Figure collection entries:
■ ■ ■ ■ ■

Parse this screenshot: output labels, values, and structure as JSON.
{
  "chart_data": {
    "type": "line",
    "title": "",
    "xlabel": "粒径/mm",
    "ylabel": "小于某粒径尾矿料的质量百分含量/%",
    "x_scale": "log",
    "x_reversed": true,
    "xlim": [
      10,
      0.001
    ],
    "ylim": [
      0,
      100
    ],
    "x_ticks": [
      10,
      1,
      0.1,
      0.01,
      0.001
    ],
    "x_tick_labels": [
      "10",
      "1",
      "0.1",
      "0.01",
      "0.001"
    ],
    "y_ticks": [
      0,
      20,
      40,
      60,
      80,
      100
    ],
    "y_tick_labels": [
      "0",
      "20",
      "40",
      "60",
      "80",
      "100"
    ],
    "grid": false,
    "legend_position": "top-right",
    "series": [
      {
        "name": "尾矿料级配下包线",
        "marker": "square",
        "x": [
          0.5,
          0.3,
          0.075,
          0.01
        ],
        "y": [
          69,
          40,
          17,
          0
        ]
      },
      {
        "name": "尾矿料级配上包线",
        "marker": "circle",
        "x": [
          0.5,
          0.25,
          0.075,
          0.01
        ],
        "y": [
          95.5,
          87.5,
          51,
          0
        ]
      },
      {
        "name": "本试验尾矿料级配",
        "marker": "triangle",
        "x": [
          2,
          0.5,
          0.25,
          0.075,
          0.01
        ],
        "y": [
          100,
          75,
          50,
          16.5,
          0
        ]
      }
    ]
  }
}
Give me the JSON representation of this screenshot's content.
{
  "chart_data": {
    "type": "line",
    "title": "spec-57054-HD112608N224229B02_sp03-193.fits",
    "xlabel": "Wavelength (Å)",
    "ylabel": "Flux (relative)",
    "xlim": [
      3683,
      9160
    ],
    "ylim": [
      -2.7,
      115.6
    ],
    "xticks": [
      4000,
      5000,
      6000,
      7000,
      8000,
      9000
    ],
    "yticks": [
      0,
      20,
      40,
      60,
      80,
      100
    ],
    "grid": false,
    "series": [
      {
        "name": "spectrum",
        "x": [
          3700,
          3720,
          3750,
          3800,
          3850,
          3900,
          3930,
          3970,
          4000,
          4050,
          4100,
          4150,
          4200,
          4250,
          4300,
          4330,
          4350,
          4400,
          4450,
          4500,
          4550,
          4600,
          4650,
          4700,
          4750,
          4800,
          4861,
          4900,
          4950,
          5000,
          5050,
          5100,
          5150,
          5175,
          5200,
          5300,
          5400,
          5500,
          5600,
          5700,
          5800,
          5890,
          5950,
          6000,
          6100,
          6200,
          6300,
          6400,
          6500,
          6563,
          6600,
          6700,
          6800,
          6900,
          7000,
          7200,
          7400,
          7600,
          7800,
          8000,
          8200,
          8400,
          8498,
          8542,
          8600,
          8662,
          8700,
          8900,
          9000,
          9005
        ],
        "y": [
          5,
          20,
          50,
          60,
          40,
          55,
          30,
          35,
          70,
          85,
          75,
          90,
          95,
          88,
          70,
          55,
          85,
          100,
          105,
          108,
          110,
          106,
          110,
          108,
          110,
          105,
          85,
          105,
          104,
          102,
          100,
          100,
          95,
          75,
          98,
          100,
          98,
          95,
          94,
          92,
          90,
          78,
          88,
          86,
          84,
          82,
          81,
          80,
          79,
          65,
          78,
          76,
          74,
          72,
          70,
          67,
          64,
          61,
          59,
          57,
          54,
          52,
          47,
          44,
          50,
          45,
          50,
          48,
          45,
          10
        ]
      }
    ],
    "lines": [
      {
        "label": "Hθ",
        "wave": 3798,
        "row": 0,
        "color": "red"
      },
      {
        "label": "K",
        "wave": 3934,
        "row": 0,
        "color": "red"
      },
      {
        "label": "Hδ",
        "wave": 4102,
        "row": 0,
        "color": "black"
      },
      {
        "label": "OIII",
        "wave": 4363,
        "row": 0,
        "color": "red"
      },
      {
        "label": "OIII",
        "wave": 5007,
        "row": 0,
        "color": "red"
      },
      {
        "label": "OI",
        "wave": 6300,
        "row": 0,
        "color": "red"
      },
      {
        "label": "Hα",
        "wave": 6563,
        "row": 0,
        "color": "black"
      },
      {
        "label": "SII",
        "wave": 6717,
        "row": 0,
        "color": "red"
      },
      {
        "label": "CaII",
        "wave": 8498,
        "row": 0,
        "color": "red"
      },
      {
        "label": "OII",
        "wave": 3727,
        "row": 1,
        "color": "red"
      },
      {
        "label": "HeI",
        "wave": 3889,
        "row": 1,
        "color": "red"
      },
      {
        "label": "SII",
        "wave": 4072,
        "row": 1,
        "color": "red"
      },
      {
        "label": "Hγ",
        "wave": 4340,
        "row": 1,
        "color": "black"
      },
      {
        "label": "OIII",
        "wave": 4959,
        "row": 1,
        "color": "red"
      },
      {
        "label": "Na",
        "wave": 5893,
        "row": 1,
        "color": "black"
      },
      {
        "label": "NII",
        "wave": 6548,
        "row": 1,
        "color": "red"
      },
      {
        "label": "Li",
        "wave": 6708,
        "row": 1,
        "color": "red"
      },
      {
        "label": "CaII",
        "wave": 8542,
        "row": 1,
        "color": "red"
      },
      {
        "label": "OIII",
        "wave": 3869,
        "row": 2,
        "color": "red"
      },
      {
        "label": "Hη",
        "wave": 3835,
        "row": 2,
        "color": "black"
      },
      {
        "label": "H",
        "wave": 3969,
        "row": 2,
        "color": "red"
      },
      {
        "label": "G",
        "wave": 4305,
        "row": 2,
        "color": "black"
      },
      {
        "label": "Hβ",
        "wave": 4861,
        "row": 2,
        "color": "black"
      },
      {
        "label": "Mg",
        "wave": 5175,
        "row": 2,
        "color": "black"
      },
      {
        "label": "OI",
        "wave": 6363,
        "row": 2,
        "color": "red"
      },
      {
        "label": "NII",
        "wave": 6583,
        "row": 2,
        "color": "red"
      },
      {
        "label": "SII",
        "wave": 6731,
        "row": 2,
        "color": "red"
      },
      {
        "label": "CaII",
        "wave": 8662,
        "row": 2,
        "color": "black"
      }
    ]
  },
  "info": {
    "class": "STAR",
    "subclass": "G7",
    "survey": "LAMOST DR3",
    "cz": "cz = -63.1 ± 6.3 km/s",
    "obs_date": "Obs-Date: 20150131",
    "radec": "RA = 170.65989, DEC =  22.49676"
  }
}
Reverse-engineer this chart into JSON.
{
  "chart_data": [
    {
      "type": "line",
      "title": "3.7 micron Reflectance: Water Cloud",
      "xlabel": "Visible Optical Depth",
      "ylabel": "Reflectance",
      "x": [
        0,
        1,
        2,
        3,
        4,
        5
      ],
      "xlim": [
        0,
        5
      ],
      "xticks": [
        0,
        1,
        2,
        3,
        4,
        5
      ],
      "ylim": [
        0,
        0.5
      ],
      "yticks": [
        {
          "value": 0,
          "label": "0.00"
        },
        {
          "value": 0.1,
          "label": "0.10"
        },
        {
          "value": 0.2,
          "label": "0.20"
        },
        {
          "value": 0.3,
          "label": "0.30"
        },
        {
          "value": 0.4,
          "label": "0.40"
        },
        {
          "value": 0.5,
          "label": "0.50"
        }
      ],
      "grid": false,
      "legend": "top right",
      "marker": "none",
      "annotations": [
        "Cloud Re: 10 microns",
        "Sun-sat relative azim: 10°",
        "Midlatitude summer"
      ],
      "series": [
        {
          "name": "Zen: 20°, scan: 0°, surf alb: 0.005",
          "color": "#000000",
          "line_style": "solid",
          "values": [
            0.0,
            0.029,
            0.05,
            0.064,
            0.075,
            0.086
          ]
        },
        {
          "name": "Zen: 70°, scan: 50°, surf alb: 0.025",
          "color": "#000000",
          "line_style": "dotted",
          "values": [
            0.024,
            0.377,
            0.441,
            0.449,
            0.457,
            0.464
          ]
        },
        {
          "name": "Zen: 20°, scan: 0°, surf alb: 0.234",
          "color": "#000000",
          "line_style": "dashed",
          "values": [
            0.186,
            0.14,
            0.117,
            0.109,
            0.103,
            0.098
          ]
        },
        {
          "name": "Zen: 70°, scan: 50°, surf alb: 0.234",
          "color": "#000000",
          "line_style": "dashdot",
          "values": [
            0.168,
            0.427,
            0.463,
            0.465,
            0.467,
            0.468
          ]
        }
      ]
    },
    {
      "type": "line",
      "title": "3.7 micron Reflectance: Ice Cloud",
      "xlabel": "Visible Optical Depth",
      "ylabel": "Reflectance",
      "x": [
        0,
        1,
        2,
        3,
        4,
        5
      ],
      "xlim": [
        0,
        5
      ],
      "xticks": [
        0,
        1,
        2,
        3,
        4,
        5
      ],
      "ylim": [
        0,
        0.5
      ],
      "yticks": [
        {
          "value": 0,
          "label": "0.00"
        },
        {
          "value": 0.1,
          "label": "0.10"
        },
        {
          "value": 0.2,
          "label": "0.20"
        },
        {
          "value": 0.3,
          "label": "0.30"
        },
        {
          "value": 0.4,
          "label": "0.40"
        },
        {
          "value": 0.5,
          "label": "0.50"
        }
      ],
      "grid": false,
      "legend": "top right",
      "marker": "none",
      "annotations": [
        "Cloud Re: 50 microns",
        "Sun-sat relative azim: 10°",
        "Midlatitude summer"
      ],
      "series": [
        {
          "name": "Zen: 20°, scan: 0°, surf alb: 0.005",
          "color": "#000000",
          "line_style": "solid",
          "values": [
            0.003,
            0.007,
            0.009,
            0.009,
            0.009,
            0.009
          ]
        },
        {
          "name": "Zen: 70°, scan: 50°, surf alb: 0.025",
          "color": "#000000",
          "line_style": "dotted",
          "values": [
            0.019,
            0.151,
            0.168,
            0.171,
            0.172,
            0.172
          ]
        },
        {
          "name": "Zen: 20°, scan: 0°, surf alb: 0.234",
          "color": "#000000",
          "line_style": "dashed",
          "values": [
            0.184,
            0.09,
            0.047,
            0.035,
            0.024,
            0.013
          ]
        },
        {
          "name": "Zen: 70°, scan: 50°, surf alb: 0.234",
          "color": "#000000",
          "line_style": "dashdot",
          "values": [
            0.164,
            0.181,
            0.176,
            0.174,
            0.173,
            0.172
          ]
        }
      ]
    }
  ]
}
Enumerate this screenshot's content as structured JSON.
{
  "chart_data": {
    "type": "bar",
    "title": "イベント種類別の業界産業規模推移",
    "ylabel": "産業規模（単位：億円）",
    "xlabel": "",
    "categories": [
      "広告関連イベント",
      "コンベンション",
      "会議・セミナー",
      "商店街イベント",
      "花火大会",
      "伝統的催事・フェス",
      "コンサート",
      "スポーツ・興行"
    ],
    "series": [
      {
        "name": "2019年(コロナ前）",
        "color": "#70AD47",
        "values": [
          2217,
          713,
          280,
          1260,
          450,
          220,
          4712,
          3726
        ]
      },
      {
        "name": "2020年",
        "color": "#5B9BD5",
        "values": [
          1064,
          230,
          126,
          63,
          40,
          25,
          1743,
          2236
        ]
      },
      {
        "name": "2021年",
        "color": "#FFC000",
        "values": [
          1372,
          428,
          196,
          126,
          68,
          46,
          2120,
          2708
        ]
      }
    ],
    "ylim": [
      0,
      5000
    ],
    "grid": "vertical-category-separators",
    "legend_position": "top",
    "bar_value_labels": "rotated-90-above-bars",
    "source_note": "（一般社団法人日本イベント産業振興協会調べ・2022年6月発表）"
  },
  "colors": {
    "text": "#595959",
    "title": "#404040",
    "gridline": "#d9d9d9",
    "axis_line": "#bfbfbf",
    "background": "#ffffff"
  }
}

■ ■ ■ ■ ■

# [Given task]
Pick out all the lines with the word "marker" in them and copy them.

# [Exercise output]
        "marker": "square",
        "marker": "circle",
        "marker": "triangle",
      "marker": "none",
      "marker": "none",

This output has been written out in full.